[Dataset entries on figures]
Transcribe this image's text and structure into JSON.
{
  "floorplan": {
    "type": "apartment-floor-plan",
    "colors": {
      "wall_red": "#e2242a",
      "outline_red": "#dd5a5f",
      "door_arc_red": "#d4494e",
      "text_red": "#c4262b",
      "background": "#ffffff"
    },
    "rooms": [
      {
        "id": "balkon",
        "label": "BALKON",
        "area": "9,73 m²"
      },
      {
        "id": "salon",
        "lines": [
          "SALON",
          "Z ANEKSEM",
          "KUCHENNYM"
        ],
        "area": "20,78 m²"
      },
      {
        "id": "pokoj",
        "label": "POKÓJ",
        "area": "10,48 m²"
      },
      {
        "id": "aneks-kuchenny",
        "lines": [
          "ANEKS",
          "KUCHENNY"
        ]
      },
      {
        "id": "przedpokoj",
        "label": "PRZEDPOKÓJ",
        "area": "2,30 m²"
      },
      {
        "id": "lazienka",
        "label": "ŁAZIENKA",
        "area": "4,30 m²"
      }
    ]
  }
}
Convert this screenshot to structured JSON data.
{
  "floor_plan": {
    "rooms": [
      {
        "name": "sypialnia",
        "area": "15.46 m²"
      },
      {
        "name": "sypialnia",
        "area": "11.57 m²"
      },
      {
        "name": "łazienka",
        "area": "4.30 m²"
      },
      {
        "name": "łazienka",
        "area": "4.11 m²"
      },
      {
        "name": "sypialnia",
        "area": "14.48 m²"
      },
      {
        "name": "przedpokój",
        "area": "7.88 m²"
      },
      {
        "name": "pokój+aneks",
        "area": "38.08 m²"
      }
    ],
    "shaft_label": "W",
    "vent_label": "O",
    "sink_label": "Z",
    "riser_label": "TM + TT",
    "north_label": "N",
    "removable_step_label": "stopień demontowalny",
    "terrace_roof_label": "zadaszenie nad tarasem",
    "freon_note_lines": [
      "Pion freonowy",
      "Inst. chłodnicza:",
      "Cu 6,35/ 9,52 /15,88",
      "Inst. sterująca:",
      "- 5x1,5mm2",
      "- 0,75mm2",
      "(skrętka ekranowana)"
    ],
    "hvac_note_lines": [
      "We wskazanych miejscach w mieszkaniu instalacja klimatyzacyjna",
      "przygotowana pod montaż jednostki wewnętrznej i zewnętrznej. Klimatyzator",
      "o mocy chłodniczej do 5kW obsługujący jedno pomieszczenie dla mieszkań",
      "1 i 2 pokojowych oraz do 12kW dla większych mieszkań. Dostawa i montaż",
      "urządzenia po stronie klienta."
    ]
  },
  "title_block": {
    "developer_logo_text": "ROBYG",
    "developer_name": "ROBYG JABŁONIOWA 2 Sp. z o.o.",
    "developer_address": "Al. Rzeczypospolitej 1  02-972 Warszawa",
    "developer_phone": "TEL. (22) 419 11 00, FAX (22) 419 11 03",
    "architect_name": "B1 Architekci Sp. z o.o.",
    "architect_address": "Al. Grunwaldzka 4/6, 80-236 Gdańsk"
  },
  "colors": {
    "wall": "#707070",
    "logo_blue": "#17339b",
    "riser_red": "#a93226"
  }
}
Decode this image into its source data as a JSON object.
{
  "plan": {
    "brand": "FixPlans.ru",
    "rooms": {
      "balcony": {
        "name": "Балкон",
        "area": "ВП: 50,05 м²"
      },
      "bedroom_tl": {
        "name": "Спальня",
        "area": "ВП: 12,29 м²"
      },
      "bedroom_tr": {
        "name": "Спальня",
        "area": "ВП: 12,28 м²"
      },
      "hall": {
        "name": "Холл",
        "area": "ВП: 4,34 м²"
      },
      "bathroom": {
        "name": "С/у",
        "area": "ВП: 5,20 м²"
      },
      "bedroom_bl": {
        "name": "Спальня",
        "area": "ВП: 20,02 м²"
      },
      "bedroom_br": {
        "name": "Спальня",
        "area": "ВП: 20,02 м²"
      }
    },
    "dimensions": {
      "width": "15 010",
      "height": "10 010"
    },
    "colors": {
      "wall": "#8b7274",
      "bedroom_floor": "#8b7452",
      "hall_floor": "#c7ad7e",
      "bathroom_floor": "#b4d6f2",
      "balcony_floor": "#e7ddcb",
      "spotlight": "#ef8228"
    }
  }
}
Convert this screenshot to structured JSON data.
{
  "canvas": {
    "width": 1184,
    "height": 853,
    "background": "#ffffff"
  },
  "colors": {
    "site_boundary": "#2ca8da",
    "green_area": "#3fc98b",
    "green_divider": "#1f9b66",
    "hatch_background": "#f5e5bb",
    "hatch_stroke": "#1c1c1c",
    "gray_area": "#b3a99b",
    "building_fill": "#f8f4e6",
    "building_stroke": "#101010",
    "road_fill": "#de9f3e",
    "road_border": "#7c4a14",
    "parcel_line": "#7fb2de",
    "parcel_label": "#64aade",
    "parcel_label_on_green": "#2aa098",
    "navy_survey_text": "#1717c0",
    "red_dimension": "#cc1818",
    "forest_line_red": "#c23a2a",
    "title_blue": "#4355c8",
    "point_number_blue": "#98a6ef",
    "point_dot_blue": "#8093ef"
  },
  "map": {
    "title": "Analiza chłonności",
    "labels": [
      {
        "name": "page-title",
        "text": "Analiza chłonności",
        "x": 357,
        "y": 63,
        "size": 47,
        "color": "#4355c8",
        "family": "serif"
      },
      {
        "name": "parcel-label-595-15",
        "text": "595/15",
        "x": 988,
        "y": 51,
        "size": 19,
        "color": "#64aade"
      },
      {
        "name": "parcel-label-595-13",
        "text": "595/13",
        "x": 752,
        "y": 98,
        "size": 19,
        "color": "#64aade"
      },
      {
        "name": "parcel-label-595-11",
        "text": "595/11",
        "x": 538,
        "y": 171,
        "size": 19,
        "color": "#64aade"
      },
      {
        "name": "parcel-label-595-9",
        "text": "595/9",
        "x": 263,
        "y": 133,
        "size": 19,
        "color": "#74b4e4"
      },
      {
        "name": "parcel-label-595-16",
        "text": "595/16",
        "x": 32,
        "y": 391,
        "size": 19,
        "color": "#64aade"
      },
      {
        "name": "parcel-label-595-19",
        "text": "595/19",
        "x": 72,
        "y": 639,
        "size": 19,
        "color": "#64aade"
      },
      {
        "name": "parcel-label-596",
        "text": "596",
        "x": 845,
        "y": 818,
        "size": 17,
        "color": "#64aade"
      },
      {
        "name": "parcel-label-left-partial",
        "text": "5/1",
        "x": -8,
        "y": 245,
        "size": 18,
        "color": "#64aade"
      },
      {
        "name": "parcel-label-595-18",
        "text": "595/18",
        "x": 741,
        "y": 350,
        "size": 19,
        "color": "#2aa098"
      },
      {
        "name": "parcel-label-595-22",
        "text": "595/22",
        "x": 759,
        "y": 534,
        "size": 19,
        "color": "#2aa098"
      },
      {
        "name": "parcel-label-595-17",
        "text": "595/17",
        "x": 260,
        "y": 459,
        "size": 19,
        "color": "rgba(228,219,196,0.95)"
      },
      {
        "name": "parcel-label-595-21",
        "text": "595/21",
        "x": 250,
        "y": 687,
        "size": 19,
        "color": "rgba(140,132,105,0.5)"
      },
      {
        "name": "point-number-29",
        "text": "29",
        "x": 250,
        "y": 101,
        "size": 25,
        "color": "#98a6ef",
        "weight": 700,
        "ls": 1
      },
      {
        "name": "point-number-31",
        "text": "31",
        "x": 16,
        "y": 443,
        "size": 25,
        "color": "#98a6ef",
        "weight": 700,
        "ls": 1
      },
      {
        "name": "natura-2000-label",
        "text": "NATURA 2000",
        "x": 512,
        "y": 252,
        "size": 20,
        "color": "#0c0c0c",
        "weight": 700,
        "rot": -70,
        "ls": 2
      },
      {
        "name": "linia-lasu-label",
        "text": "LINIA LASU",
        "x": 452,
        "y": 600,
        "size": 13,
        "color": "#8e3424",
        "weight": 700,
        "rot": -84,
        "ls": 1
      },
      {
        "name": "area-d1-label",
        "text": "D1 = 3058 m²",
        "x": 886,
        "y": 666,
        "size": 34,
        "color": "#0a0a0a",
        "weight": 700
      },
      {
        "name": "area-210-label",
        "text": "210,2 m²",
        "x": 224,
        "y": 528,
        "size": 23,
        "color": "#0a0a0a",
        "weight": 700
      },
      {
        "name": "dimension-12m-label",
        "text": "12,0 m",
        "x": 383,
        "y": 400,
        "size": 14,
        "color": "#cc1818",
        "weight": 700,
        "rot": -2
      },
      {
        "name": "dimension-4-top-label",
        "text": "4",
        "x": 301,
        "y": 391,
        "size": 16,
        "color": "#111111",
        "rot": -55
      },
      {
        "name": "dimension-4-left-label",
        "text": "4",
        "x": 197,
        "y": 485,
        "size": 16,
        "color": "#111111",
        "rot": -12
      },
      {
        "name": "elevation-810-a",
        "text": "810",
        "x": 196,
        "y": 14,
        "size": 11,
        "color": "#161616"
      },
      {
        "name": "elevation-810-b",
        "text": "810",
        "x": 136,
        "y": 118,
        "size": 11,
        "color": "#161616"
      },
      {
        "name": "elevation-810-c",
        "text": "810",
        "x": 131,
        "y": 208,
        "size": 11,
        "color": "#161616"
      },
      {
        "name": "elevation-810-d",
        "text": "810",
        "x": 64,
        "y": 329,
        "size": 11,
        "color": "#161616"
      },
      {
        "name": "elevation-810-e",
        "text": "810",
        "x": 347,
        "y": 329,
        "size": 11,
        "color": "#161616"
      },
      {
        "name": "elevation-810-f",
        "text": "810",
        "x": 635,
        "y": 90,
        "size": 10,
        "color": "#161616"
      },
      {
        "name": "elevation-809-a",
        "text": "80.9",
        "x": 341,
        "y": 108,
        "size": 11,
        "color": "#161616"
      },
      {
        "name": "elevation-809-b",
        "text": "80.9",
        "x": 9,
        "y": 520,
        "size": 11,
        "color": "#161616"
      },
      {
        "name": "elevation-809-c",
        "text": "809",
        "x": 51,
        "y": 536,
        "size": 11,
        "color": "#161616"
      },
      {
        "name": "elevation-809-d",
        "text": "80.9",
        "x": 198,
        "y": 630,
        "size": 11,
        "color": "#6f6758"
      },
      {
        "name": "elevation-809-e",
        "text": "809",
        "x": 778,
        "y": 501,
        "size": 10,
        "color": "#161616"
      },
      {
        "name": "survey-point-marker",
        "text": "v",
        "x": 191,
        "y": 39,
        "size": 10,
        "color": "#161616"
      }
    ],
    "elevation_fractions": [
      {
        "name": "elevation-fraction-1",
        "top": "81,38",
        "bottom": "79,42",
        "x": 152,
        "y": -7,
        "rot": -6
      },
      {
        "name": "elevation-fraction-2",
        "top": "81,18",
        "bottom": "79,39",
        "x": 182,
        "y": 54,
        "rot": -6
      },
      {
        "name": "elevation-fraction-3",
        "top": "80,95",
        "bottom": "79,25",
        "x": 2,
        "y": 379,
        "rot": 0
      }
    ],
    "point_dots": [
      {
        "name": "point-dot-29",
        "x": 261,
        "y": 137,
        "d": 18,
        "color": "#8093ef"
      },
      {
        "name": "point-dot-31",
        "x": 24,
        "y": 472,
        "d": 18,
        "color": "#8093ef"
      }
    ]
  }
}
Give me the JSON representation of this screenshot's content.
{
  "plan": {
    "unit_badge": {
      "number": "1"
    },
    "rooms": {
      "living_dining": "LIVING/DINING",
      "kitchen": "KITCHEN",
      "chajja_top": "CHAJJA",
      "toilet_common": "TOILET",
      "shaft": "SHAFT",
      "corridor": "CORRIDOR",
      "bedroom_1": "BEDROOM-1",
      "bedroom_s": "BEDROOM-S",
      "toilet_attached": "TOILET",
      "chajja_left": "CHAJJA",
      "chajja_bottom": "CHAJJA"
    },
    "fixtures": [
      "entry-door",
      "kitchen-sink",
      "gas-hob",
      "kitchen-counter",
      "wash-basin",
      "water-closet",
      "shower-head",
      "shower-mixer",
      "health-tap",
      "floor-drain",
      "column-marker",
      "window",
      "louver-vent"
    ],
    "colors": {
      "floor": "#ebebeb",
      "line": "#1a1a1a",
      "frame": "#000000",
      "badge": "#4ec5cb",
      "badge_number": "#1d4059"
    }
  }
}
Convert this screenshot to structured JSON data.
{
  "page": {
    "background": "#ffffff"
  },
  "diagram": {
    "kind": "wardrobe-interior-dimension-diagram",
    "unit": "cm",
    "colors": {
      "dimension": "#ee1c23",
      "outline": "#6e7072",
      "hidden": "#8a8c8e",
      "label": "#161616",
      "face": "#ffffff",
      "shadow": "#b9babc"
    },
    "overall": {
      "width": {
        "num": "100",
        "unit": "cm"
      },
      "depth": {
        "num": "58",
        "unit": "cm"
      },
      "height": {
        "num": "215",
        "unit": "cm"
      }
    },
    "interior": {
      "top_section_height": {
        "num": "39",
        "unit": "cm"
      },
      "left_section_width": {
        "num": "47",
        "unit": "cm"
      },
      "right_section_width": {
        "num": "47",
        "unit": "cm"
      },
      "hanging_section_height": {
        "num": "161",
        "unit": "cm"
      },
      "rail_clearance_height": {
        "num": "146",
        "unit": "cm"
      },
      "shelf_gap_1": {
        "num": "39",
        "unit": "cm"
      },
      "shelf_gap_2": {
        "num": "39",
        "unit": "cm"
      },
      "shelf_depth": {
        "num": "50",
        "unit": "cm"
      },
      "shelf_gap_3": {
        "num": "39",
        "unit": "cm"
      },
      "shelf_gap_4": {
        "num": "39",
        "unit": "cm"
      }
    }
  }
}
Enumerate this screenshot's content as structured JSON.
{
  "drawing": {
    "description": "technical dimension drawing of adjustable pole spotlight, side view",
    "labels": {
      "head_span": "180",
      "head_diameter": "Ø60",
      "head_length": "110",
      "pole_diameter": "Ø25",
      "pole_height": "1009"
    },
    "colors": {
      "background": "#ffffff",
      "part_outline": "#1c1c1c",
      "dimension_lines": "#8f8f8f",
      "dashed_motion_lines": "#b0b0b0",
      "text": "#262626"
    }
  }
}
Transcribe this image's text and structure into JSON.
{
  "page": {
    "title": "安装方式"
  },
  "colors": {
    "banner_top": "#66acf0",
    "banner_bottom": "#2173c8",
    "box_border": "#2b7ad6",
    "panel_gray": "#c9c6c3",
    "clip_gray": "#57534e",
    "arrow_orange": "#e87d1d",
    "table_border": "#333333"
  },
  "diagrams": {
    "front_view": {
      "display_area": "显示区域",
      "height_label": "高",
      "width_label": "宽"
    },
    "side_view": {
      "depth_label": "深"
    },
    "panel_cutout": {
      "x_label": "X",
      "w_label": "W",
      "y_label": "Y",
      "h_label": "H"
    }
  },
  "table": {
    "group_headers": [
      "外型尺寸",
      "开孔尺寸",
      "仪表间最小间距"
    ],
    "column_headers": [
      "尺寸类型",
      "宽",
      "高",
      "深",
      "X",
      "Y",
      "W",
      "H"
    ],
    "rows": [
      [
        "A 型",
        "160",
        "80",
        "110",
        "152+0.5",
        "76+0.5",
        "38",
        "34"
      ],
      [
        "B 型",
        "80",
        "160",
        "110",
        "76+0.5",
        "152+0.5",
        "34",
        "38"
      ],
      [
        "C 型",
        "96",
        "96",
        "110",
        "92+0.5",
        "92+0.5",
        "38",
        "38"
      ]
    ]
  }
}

→ CHALLENGE
State, as a number only, how many lines in the entries include "marker".

→ FULL OUTPUT
2